**Work required**
Copy the full set of lines exactly as given.

**Supplied entries**
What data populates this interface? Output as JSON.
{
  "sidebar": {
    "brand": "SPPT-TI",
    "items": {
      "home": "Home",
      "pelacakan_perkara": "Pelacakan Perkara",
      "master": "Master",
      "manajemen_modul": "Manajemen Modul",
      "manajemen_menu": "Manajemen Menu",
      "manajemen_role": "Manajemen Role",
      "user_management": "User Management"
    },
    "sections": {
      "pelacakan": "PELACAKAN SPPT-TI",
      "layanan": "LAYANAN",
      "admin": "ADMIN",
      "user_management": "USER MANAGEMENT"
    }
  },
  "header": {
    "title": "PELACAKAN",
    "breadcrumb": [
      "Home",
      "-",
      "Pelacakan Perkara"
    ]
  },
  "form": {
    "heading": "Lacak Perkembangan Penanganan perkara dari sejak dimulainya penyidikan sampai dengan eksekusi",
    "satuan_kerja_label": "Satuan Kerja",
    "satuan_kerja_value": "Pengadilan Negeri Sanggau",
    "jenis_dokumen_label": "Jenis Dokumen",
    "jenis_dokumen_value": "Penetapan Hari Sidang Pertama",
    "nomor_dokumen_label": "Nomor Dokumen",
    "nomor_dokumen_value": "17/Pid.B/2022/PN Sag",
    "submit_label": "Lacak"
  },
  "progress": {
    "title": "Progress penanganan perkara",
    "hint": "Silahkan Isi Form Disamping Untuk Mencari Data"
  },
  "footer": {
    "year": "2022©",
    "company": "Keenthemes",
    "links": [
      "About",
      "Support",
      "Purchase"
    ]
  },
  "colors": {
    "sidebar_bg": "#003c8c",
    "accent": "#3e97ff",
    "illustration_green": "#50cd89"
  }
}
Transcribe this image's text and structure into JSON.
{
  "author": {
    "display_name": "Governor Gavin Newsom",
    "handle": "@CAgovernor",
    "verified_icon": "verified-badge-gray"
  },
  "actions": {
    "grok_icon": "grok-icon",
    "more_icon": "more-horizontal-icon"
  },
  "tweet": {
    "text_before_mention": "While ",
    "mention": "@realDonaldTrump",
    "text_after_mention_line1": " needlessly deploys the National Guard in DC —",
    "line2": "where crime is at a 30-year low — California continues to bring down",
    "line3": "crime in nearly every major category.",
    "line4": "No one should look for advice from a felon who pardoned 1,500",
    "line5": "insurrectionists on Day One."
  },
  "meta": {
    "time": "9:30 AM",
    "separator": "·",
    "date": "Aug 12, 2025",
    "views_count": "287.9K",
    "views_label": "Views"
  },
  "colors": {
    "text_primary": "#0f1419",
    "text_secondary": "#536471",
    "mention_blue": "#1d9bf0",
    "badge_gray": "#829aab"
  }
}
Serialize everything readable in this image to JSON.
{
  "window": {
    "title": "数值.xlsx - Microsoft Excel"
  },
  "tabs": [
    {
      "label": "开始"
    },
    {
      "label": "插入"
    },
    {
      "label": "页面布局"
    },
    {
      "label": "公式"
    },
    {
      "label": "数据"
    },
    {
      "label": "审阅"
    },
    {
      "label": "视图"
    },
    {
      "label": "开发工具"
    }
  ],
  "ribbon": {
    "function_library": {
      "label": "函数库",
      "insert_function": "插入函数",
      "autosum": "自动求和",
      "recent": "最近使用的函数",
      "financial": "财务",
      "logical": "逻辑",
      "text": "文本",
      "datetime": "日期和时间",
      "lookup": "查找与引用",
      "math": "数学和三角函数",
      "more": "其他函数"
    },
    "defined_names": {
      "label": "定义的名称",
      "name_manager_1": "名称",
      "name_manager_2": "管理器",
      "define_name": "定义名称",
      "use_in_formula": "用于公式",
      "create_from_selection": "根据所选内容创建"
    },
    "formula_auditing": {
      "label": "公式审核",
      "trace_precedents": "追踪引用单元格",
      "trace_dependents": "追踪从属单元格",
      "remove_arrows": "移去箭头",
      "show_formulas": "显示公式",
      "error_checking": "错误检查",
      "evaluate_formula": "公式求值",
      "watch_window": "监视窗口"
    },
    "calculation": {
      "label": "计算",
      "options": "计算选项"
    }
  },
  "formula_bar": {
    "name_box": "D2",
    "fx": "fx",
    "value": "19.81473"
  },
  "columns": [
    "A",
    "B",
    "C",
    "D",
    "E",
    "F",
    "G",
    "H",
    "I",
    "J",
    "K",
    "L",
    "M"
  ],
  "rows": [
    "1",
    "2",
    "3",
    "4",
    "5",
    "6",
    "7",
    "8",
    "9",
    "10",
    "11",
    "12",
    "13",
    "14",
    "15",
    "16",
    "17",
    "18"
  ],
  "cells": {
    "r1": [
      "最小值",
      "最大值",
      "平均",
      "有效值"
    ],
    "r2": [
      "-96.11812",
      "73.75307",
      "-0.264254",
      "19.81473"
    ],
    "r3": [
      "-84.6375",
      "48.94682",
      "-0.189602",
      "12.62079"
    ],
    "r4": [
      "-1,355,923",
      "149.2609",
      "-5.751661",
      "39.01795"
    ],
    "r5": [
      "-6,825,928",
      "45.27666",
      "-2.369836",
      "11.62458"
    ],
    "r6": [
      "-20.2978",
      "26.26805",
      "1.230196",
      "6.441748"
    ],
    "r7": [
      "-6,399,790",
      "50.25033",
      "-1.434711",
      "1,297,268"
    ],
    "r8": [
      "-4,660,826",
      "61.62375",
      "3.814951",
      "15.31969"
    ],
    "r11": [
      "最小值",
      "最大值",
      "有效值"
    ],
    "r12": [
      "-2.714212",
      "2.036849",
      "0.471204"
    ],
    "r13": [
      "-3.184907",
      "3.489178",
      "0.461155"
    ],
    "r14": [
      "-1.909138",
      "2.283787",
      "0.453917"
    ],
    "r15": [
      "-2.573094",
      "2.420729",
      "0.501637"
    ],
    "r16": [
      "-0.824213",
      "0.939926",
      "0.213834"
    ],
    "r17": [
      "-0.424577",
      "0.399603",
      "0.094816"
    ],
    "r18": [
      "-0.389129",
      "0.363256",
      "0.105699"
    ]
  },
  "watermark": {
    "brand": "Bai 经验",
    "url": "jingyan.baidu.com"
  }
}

**Answer**
What data populates this interface? Output as JSON.
{
  "sidebar": {
    "brand": "SPPT-TI",
    "items": {
      "home": "Home",
      "pelacakan_perkara": "Pelacakan Perkara",
      "master": "Master",
      "manajemen_modul": "Manajemen Modul",
      "manajemen_menu": "Manajemen Menu",
      "manajemen_role": "Manajemen Role",
      "user_management": "User Management"
    },
    "sections": {
      "pelacakan": "PELACAKAN SPPT-TI",
      "layanan": "LAYANAN",
      "admin": "ADMIN",
      "user_management": "USER MANAGEMENT"
    }
  },
  "header": {
    "title": "PELACAKAN",
    "breadcrumb": [
      "Home",
      "-",
      "Pelacakan Perkara"
    ]
  },
  "form": {
    "heading": "Lacak Perkembangan Penanganan perkara dari sejak dimulainya penyidikan sampai dengan eksekusi",
    "satuan_kerja_label": "Satuan Kerja",
    "satuan_kerja_value": "Pengadilan Negeri Sanggau",
    "jenis_dokumen_label": "Jenis Dokumen",
    "jenis_dokumen_value": "Penetapan Hari Sidang Pertama",
    "nomor_dokumen_label": "Nomor Dokumen",
    "nomor_dokumen_value": "17/Pid.B/2022/PN Sag",
    "submit_label": "Lacak"
  },
  "progress": {
    "title": "Progress penanganan perkara",
    "hint": "Silahkan Isi Form Disamping Untuk Mencari Data"
  },
  "footer": {
    "year": "2022©",
    "company": "Keenthemes",
    "links": [
      "About",
      "Support",
      "Purchase"
    ]
  },
  "colors": {
    "sidebar_bg": "#003c8c",
    "accent": "#3e97ff",
    "illustration_green": "#50cd89"
  }
}
Transcribe this image's text and structure into JSON.
{
  "author": {
    "display_name": "Governor Gavin Newsom",
    "handle": "@CAgovernor",
    "verified_icon": "verified-badge-gray"
  },
  "actions": {
    "grok_icon": "grok-icon",
    "more_icon": "more-horizontal-icon"
  },
  "tweet": {
    "text_before_mention": "While ",
    "mention": "@realDonaldTrump",
    "text_after_mention_line1": " needlessly deploys the National Guard in DC —",
    "line2": "where crime is at a 30-year low — California continues to bring down",
    "line3": "crime in nearly every major category.",
    "line4": "No one should look for advice from a felon who pardoned 1,500",
    "line5": "insurrectionists on Day One."
  },
  "meta": {
    "time": "9:30 AM",
    "separator": "·",
    "date": "Aug 12, 2025",
    "views_count": "287.9K",
    "views_label": "Views"
  },
  "colors": {
    "text_primary": "#0f1419",
    "text_secondary": "#536471",
    "mention_blue": "#1d9bf0",
    "badge_gray": "#829aab"
  }
}
Serialize everything readable in this image to JSON.
{
  "window": {
    "title": "数值.xlsx - Microsoft Excel"
  },
  "tabs": [
    {
      "label": "开始"
    },
    {
      "label": "插入"
    },
    {
      "label": "页面布局"
    },
    {
      "label": "公式"
    },
    {
      "label": "数据"
    },
    {
      "label": "审阅"
    },
    {
      "label": "视图"
    },
    {
      "label": "开发工具"
    }
  ],
  "ribbon": {
    "function_library": {
      "label": "函数库",
      "insert_function": "插入函数",
      "autosum": "自动求和",
      "recent": "最近使用的函数",
      "financial": "财务",
      "logical": "逻辑",
      "text": "文本",
      "datetime": "日期和时间",
      "lookup": "查找与引用",
      "math": "数学和三角函数",
      "more": "其他函数"
    },
    "defined_names": {
      "label": "定义的名称",
      "name_manager_1": "名称",
      "name_manager_2": "管理器",
      "define_name": "定义名称",
      "use_in_formula": "用于公式",
      "create_from_selection": "根据所选内容创建"
    },
    "formula_auditing": {
      "label": "公式审核",
      "trace_precedents": "追踪引用单元格",
      "trace_dependents": "追踪从属单元格",
      "remove_arrows": "移去箭头",
      "show_formulas": "显示公式",
      "error_checking": "错误检查",
      "evaluate_formula": "公式求值",
      "watch_window": "监视窗口"
    },
    "calculation": {
      "label": "计算",
      "options": "计算选项"
    }
  },
  "formula_bar": {
    "name_box": "D2",
    "fx": "fx",
    "value": "19.81473"
  },
  "columns": [
    "A",
    "B",
    "C",
    "D",
    "E",
    "F",
    "G",
    "H",
    "I",
    "J",
    "K",
    "L",
    "M"
  ],
  "rows": [
    "1",
    "2",
    "3",
    "4",
    "5",
    "6",
    "7",
    "8",
    "9",
    "10",
    "11",
    "12",
    "13",
    "14",
    "15",
    "16",
    "17",
    "18"
  ],
  "cells": {
    "r1": [
      "最小值",
      "最大值",
      "平均",
      "有效值"
    ],
    "r2": [
      "-96.11812",
      "73.75307",
      "-0.264254",
      "19.81473"
    ],
    "r3": [
      "-84.6375",
      "48.94682",
      "-0.189602",
      "12.62079"
    ],
    "r4": [
      "-1,355,923",
      "149.2609",
      "-5.751661",
      "39.01795"
    ],
    "r5": [
      "-6,825,928",
      "45.27666",
      "-2.369836",
      "11.62458"
    ],
    "r6": [
      "-20.2978",
      "26.26805",
      "1.230196",
      "6.441748"
    ],
    "r7": [
      "-6,399,790",
      "50.25033",
      "-1.434711",
      "1,297,268"
    ],
    "r8": [
      "-4,660,826",
      "61.62375",
      "3.814951",
      "15.31969"
    ],
    "r11": [
      "最小值",
      "最大值",
      "有效值"
    ],
    "r12": [
      "-2.714212",
      "2.036849",
      "0.471204"
    ],
    "r13": [
      "-3.184907",
      "3.489178",
      "0.461155"
    ],
    "r14": [
      "-1.909138",
      "2.283787",
      "0.453917"
    ],
    "r15": [
      "-2.573094",
      "2.420729",
      "0.501637"
    ],
    "r16": [
      "-0.824213",
      "0.939926",
      "0.213834"
    ],
    "r17": [
      "-0.424577",
      "0.399603",
      "0.094816"
    ],
    "r18": [
      "-0.389129",
      "0.363256",
      "0.105699"
    ]
  },
  "watermark": {
    "brand": "Bai 经验",
    "url": "jingyan.baidu.com"
  }
}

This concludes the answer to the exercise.